PROBLEM TO WORK ON » In the listing below, find every line containing "color" and copy it out.

··· DATA ···

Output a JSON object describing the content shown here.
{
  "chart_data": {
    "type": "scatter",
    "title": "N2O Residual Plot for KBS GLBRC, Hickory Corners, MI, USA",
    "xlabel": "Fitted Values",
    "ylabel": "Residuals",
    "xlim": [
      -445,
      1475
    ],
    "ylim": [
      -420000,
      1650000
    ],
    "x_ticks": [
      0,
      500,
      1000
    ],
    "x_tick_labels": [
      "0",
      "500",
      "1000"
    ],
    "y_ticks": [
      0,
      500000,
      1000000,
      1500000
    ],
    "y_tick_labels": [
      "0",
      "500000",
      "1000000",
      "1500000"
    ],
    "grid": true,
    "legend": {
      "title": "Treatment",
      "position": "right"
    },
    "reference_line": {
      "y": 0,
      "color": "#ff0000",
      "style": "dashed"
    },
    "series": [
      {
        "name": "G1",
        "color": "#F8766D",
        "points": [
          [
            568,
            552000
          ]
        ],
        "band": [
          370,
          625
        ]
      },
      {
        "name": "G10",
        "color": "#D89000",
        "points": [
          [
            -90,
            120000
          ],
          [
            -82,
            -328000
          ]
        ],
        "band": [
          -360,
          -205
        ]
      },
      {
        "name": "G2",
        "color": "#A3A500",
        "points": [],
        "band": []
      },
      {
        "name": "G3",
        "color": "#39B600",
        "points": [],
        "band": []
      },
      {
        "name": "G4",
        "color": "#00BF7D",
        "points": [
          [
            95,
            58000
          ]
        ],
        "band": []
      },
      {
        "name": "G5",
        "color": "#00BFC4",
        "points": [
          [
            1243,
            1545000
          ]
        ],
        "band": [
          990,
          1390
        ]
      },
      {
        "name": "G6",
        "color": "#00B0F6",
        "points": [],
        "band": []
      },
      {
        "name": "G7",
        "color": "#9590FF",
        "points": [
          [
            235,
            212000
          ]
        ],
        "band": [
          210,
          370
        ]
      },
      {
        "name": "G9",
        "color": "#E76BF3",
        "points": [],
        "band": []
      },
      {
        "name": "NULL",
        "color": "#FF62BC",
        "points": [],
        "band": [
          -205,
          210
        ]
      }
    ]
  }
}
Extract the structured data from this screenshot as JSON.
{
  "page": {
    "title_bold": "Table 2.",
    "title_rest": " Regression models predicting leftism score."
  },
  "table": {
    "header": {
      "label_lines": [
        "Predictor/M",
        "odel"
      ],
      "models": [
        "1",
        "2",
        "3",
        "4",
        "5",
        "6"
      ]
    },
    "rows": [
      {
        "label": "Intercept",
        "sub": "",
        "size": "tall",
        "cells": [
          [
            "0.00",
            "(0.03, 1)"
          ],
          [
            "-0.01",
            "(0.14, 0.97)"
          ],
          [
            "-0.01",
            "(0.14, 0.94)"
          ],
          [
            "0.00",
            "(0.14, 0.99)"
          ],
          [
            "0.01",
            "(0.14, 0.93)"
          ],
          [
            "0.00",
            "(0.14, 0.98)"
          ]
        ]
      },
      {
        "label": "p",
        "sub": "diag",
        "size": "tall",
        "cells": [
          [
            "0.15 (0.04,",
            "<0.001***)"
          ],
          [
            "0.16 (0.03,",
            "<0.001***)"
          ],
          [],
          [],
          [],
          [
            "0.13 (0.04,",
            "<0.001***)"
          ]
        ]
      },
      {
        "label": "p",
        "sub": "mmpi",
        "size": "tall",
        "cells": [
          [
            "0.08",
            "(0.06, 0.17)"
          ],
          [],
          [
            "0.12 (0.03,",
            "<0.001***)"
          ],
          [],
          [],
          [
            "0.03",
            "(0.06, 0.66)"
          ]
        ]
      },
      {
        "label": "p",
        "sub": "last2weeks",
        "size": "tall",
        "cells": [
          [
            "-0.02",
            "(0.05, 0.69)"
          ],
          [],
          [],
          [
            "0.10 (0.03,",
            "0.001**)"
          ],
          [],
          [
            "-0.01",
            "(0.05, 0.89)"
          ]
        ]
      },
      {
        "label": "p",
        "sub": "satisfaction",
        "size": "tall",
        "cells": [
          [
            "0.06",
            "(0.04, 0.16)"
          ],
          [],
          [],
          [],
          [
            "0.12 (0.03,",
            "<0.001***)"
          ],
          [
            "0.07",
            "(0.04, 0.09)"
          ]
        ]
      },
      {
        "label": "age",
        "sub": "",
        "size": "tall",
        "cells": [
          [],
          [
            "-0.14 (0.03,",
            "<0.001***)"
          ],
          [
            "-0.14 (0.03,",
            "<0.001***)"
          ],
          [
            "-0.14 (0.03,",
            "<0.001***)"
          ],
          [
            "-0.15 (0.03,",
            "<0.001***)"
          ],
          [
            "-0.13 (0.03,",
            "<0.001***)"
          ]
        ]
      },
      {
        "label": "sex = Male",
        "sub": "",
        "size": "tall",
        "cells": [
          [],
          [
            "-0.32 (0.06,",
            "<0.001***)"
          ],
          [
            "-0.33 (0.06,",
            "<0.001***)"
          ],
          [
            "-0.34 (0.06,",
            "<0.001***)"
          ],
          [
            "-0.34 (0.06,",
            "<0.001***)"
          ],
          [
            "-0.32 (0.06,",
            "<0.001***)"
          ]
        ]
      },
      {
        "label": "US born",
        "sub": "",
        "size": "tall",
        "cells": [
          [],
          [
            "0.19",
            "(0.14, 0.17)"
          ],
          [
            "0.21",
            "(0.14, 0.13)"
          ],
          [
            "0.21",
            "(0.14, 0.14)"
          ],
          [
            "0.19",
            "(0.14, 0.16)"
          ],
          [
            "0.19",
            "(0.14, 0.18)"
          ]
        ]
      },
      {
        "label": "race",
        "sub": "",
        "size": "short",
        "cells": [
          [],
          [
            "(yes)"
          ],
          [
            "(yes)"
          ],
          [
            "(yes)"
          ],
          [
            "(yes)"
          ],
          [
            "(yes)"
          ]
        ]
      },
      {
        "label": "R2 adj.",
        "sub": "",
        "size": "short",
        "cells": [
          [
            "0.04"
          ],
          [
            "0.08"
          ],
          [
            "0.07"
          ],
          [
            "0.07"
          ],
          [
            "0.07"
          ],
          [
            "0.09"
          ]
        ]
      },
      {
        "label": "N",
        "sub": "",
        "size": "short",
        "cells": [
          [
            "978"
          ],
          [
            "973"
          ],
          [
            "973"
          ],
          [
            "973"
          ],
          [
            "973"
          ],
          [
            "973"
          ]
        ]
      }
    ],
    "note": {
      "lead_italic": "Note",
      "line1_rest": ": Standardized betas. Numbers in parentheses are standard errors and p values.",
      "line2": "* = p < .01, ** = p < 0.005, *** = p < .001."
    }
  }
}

···

RESPONSE TO THIS TASK »
      "color": "#ff0000",
        "color": "#F8766D",
        "color": "#D89000",
        "color": "#A3A500",
        "color": "#39B600",
        "color": "#00BF7D",
        "color": "#00BFC4",
        "color": "#00B0F6",
        "color": "#9590FF",
        "color": "#E76BF3",
        "color": "#FF62BC",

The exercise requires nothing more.